What the task requires -
Find and return each line containing "バタフライ".

Records -
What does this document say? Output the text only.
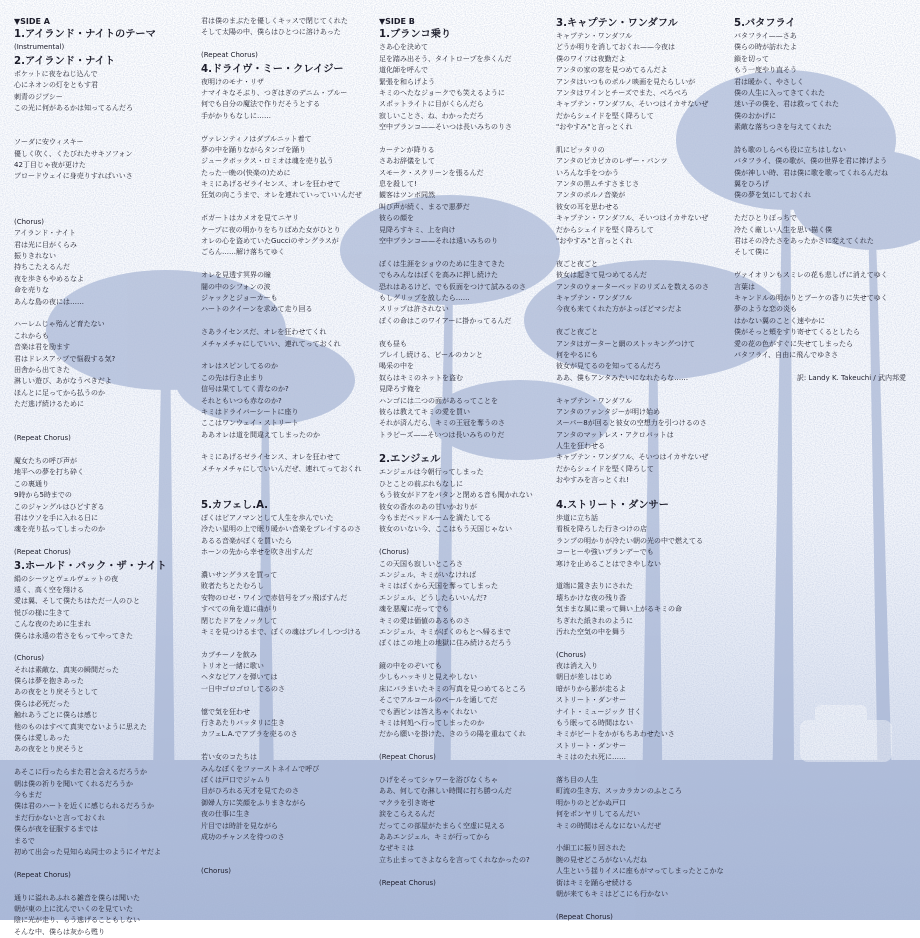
▼SIDE A
1.アイランド・ナイトのテーマ
(Instrumental)
2.アイランド・ナイト
ポケットに夜をねじ込んで
心にネオンの灯をともす君
刺青のジプシー
この光に何があるかは知ってるんだろ

ソーダに安ウィスキー
優しく吹く、くたびれたサキソフォン
42丁目じゃ夜が更けた
ブロードウェイに身売りすればいいさ

(Chorus)
アイランド・ナイト
君は光に目がくらみ
振りきれない
持ちこたえるんだ
夜を歩きもやめるなよ
命を売りな
あんな島の夜には……

ハーレムじゃ殆んど育たない
これからも
音楽は君を励ます
君はドレスアップで悩殺する気?
田舎から出てきた
淋しい遊び、あがなうべきだよ
ほんとに足ってから払うのか
ただ逃げ続けるために

(Repeat Chorus)

魔女たちの呼び声が
地平への夢を打ち砕く
この裏通り
9時から5時までの
このジャングルはひどすぎる
君はウソを手に入れる日に
魂を売り払ってしまったのか

(Repeat Chorus)
3.ホールド・バック・ザ・ナイト
絹のシーツとヴェルヴェットの夜
遠く、高く空を翔ける
愛は翼、そして僕たちはただ一人のひと
悦びの様に生きて
こんな夜のために生まれ
僕らは永遠の若さをもってやってきた

(Chorus)
それは素敵な、真実の瞬間だった
僕らは夢を抱きあった
あの夜をとり戻そうとして
僕らは必死だった
触れあうごとに僕らは感じ
他のものはすべて真実でないように思えた
僕らは愛しあった
あの夜をとり戻そうと

あそこに行ったらまた君と会えるだろうか
朝は僕の祈りを聞いてくれるだろうか
今もまだ
僕は君のハートを近くに感じられるだろうか
まだ行かないと言っておくれ
僕らが夜を征服するまでは
まるで
初めて出会った見知らぬ同士のようにイヤだよ

(Repeat Chorus)

通りに溢れあふれる雑音を僕らは聞いた
朝が東の上に沈んでいくのを見ていた
陰に光が走り、もう逃げることもしない
そんな中、僕らは灰から甦り
君は僕のまぶたを優しくキッスで閉じてくれた
そして太陽の中、僕らはひとつに溶けあった

(Repeat Chorus)
4.ドライヴ・ミー・クレイジー
夜明けのモナ・リザ
ナマイキなそぶり、つぎはぎのデニム・ブルー
何でも自分の魔法で作りだそうとする
手がかりもなしに……

ヴァレンティノはダブルニット着て
夢の中を踊りながらタンゴを踊り
ジュークボックス・ロミオは魂を売り払う
たった一晩の(快楽の)ために
キミにあげるゼライセンス、オレを狂わせて
狂気の向こうまで、オレを連れていっていいんだぜ

ボガートはカメオを見てニヤリ
ケープに夜の明かりをちりばめた女がひとり
オレの心を盗めていたGucciのサングラスが
ごらん……解け落ちてゆく

オレを見透す冥界の瞳
闇の中のシフォンの波
ジャックとジョーカーも
ハートのクイーンを求めて走り回る

さあライセンスだ、オレを狂わせてくれ
メチャメチャにしていい、連れてっておくれ

オレはスピンしてるのか
この先は行き止まり
信号は果てしてく青なのか?
それともいつも赤なのか?
キミはドライバーシートに座り
ここはワンウェイ・ストリート
ああオレは道を間違えてしまったのか

キミにあげるゼライセンス、オレを狂わせて
メチャメチャにしていいんだぜ、連れてっておくれ

5.カフェし.A.
ぼくはピアノマンとして人生を歩んでいた
冷たい星明の上で眠り暖かい音楽をプレイするのさ
あるる音楽がぼくを買いたら
ホーンの先から幸せを吹き出すんだ

濃いサングラスを買って
敗者たちとたむろし
安物のロゼ・ワインで赤信号をブッ飛ばすんだ
すべての角を道に曲がり
閉じたドアをノックして
キミを見つけるまで、ぼくの魂はプレイしつづける

カプチーノを飲み
トリオと一緒に歌い
ヘタなピアノを弾いては
一日中ゴロゴロしてるのさ

憶で気を狂わせ
行きあたりバッタリに生き
カフェL.A.でアブラを売るのさ

若い女のコたちは
みんなぼくをファーストネイムで呼び
ぼくは戸口でジャムり
目がひろれる天才を見てたのさ
御婦人方に笑顔をふりまきながら
夜の仕事に生き
片目では時計を見ながら
成功のチャンスを待つのさ

(Chorus)
▼SIDE B
1.ブランコ乗り
さあ心を決めて
足を踏み出そう、タイトロープを歩くんだ
道化師を呼んで
緊張を和らげよう
キミのへたなジョークでも笑えるように
スポットライトに目がくらんだら
寂しいことさ、ね、わかっただろ
空中ブランコ——そいつは長いみちのりさ

カーテンが降りる
さあお辞儀をして
スモーク・スクリーンを張るんだ
息を殺して!
観客はツンボ同然
叫び声が続く、まるで悪夢だ
彼らの顔を
見降ろすキミ、上を向け
空中ブランコ——それは遠いみちのり

ぼくは生涯をショウのために生きてきた
でもみんなはぼくを高みに押し続けた
恐れはあるけど、でも仮面をつけて試みるのさ
もしグリップを放したら……
スリップは許されない
ぼくの命はこのワイアーに掛かってるんだ

夜も昼も
プレイし続ける、ビールのカンと
喝采の中を
奴らはキミのネットを盗む
見降ろす俺を
ハンゴには二つの面があるってことを
彼らは教えてキミの愛を買い
それが済んだら、キミの王冠を奪うのさ
トラピーズ——そいつは長いみちのりだ

2.エンジェル
エンジェルは今朝行ってしまった
ひとことの前ぶれもなしに
もう彼女がドアをバタンと閉める音も聞かれない
彼女の香水のあの甘いかおりが
今もまだベッドルームを満たしてる
彼女のいない今、ここはもう天国じゃない

(Chorus)
この天国も寂しいところさ
エンジェル、キミがいなければ
キミはぼくから天国を奪ってしまった
エンジェル、どうしたらいいんだ?
魂を悪魔に売ってでも
キミの愛は価値のあるものさ
エンジェル、キミがぼくのもとへ帰るまで
ぼくはこの地上の地獄に住み続けるだろう

鏡の中をのぞいても
少しもハッキリと見えやしない
床にバラまいたキミの写真を見つめてるところ
そこでアルコールのベールを通してだ
でも酒ビンは答えちゃくれない
キミは何処へ行ってしまったのか
だから願いを掛けた、きのうの陽を重ねてくれ

(Repeat Chorus)

ひげをそってシャワーを浴びなくちゃ
ああ、何してむ淋しい時間に打ち勝つんだ
マクラを引き寄せ
涙をこらえるんだ
だってこの部屋がたまらく空虚に見える
ああエンジェル、キミが行ってから
なぜキミは
立ち止まってさよならを言ってくれなかったの?

(Repeat Chorus)
3.キャプテン・ワンダフル
キャプテン・ワンダフル
どうか明りを消しておくれ——今夜は
僕のワイフは夜勤だよ
アンタの家の窓を見つめてるんだよ
アンタはいつものポルノ映画を見たらしいが
アンタはワインとチーズでまた、べろべろ
キャプテン・ワンダフル、そいつはイカサないぜ
だからシェイドを堅く降ろして
"おやすみ"と言っとくれ

肌にピッタリの
アンタのピカピカのレザー・パンツ
いろんな手をつかう
アンタの黒ムチすさまじさ
アンタのポルノ音楽が
彼女の耳を思わせる
キャプテン・ワンダフル、そいつはイカサないぜ
だからシェイドを堅く降ろして
"おやすみ"と言っとくれ

夜ごと夜ごと
彼女は起きて見つめてるんだ
アンタのウォーターベッドのリズムを数えるのさ
キャプテン・ワンダフル
今夜も来てくれた方がよっぽどマシだよ

夜ごと夜ごと
アンタはガーターと網のストッキングつけて
何をやるにも
彼女が見てるのを知ってるんだろ
ああ、僕もアンタみたいになれたらな……

キャプテン・ワンダフル
アンタのファンタジーが明け始め
スーパー8が回ると彼女の空想力を引つけるのさ
アンタのマットレス・アクロバットは
人生を狂わせる
キャプテン・ワンダフル、そいつはイカサないぜ
だからシェイドを堅く降ろして
おやすみを言っとくれ!

4.ストリート・ダンサー
歩道に立ち話
看板を降ろした行きつけの店
ランプの明かりが冷たい朝の光の中で燃えてる
コーヒーや強いブランデーでも
寒けを止めることはできやしない

道端に置き去りにされた
壊ちかけな夜の残り香
気ままな風に乗って舞い上がるキミの命
ちぎれた紙きれのように
汚れた空気の中を舞う

(Chorus)
夜は消え入り
朝日が差しはじめ
暗がりから影が走るよ
ストリート・ダンサー
ナイト・ミュージック 甘く
もう眠ってる時間はない
キミがビートをかがもちあわせたいさ
ストリート・ダンサー
キミはのたれ死に……

落ち目の人生
町流の生き方、スッカラカンのふところ
明かりのとどかぬ戸口
何をポンヤリしてるんだい
キミの時間はそんなにないんだぜ

小細工に振り回された
腕の見せどころがないんだね
人生という揺りイスに座もがマってしまったとこかな
街はキミを踊らせ続ける
朝が来てもキミはどこにも行かない

(Repeat Chorus)
5.バタフライ
バタフライ——さあ
僕らの時が訪れたよ
鎖を切って
もう一度やり直そう
君は暖かく、やさしく
僕の人生に入ってきてくれた
迷い子の僕を、君は救ってくれた
僕のおかげに
素敵な落ちつきを与えてくれた

詩も歌のしらべも役に立ちはしない
バタフライ、僕の歌が、僕の世界を君に捧げよう
僕が神しい時、君は僕に歌を歌ってくれるんだね
翼をひろげ
僕の夢を気にしておくれ

ただひとりぽっちで
冷たく厳しい人生を思い描く僕
君はその冷たさをあったかさに変えてくれた
そして僕に

ヴァイオリンもスミレの花も悲しげに消えてゆく
言葉は
キャンドルの明かりとブーケの香りに失せてゆく
夢のような恋の炎も
はかない翼のことく速やかに
僕がそっと頬をすり寄せてくるとしたら
愛の花の色がすぐに失せてしまったら
バタフライ、自由に飛んでゆきさ

訳: Landy K. Takeuchi / 武内邦愛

Worked solution -
5.バタフライ
バタフライ——さあ
バタフライ、僕の歌が、僕の世界を君に捧げよう
バタフライ、自由に飛んでゆきさ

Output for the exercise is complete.